--- Start of SUPPLIED MATERIAL ---

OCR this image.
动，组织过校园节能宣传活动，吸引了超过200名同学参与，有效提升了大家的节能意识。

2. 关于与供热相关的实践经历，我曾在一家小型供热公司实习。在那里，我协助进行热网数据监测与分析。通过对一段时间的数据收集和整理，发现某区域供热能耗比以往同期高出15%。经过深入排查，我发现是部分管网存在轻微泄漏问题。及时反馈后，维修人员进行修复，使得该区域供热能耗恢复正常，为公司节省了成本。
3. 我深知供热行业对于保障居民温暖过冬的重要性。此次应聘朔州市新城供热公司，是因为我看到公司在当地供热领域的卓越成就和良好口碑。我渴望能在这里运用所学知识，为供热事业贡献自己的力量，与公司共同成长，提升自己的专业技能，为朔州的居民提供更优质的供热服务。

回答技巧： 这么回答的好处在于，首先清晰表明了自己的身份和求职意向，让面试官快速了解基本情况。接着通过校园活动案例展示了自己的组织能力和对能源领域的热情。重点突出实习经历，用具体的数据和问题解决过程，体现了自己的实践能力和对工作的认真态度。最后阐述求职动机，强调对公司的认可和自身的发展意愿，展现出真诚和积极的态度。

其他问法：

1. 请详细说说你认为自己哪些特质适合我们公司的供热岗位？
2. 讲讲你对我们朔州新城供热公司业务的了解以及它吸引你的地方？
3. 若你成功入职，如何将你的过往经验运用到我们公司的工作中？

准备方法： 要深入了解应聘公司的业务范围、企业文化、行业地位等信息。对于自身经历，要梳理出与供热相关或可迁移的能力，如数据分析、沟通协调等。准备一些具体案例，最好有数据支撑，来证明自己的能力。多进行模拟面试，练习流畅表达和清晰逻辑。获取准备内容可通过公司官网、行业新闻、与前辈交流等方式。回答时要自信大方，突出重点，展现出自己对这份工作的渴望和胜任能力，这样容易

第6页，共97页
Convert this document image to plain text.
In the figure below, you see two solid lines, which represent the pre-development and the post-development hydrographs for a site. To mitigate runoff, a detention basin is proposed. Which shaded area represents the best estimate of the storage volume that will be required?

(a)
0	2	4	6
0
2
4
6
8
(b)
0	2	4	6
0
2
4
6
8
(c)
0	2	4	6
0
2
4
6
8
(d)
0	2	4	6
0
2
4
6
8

--- End of SUPPLIED MATERIAL ---

WORK INSTRUCTIONS.
Extract the listing in its entirety and repeat it exactly.

THE REPLY.
OCR this image.
动，组织过校园节能宣传活动，吸引了超过200名同学参与，有效提升了大家的节能意识。

2. 关于与供热相关的实践经历，我曾在一家小型供热公司实习。在那里，我协助进行热网数据监测与分析。通过对一段时间的数据收集和整理，发现某区域供热能耗比以往同期高出15%。经过深入排查，我发现是部分管网存在轻微泄漏问题。及时反馈后，维修人员进行修复，使得该区域供热能耗恢复正常，为公司节省了成本。
3. 我深知供热行业对于保障居民温暖过冬的重要性。此次应聘朔州市新城供热公司，是因为我看到公司在当地供热领域的卓越成就和良好口碑。我渴望能在这里运用所学知识，为供热事业贡献自己的力量，与公司共同成长，提升自己的专业技能，为朔州的居民提供更优质的供热服务。

回答技巧： 这么回答的好处在于，首先清晰表明了自己的身份和求职意向，让面试官快速了解基本情况。接着通过校园活动案例展示了自己的组织能力和对能源领域的热情。重点突出实习经历，用具体的数据和问题解决过程，体现了自己的实践能力和对工作的认真态度。最后阐述求职动机，强调对公司的认可和自身的发展意愿，展现出真诚和积极的态度。

其他问法：

1. 请详细说说你认为自己哪些特质适合我们公司的供热岗位？
2. 讲讲你对我们朔州新城供热公司业务的了解以及它吸引你的地方？
3. 若你成功入职，如何将你的过往经验运用到我们公司的工作中？

准备方法： 要深入了解应聘公司的业务范围、企业文化、行业地位等信息。对于自身经历，要梳理出与供热相关或可迁移的能力，如数据分析、沟通协调等。准备一些具体案例，最好有数据支撑，来证明自己的能力。多进行模拟面试，练习流畅表达和清晰逻辑。获取准备内容可通过公司官网、行业新闻、与前辈交流等方式。回答时要自信大方，突出重点，展现出自己对这份工作的渴望和胜任能力，这样容易

第6页，共97页
Convert this document image to plain text.
In the figure below, you see two solid lines, which represent the pre-development and the post-development hydrographs for a site. To mitigate runoff, a detention basin is proposed. Which shaded area represents the best estimate of the storage volume that will be required?

(a)
0	2	4	6
0
2
4
6
8
(b)
0	2	4	6
0
2
4
6
8
(c)
0	2	4	6
0
2
4
6
8
(d)
0	2	4	6
0
2
4
6
8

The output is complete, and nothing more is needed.